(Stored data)
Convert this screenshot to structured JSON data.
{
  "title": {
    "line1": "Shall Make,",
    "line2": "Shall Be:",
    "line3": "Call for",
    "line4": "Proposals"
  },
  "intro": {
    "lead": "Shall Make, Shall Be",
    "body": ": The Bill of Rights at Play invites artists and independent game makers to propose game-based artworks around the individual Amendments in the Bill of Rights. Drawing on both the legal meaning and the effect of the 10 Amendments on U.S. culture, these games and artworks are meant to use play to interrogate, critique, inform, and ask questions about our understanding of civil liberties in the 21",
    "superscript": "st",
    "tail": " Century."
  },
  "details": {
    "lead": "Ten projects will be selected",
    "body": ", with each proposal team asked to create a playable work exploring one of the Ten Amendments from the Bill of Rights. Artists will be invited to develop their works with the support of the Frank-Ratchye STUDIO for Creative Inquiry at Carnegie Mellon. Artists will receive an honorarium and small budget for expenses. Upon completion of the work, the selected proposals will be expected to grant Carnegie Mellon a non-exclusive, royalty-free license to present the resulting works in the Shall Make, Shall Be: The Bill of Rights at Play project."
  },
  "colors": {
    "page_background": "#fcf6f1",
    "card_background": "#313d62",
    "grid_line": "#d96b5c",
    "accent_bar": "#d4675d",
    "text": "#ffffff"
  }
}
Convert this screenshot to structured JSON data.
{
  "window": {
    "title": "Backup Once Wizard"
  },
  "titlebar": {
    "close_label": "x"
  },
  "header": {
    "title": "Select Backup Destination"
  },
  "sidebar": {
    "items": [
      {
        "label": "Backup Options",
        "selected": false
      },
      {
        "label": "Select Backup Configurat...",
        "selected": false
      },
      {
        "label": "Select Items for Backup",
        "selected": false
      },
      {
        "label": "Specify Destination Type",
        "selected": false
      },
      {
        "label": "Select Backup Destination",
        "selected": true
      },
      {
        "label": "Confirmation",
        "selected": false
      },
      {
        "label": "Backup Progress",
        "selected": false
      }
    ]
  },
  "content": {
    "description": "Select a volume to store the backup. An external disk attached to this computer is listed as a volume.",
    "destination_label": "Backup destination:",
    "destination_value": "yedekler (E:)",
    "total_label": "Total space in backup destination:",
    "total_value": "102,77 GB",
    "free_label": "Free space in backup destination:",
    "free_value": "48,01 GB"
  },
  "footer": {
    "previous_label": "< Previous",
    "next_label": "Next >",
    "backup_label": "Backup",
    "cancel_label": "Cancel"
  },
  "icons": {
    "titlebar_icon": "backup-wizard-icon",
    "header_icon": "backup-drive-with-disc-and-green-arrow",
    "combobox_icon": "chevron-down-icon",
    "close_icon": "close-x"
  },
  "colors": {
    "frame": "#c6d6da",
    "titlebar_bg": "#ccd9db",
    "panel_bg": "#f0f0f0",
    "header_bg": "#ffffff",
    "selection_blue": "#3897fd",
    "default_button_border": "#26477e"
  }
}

AIM OF THE EXERCISE: Tally up how many lines in the preceding listing contain the word "lead". Give nothing but the number.

TASK RESPONSE: 2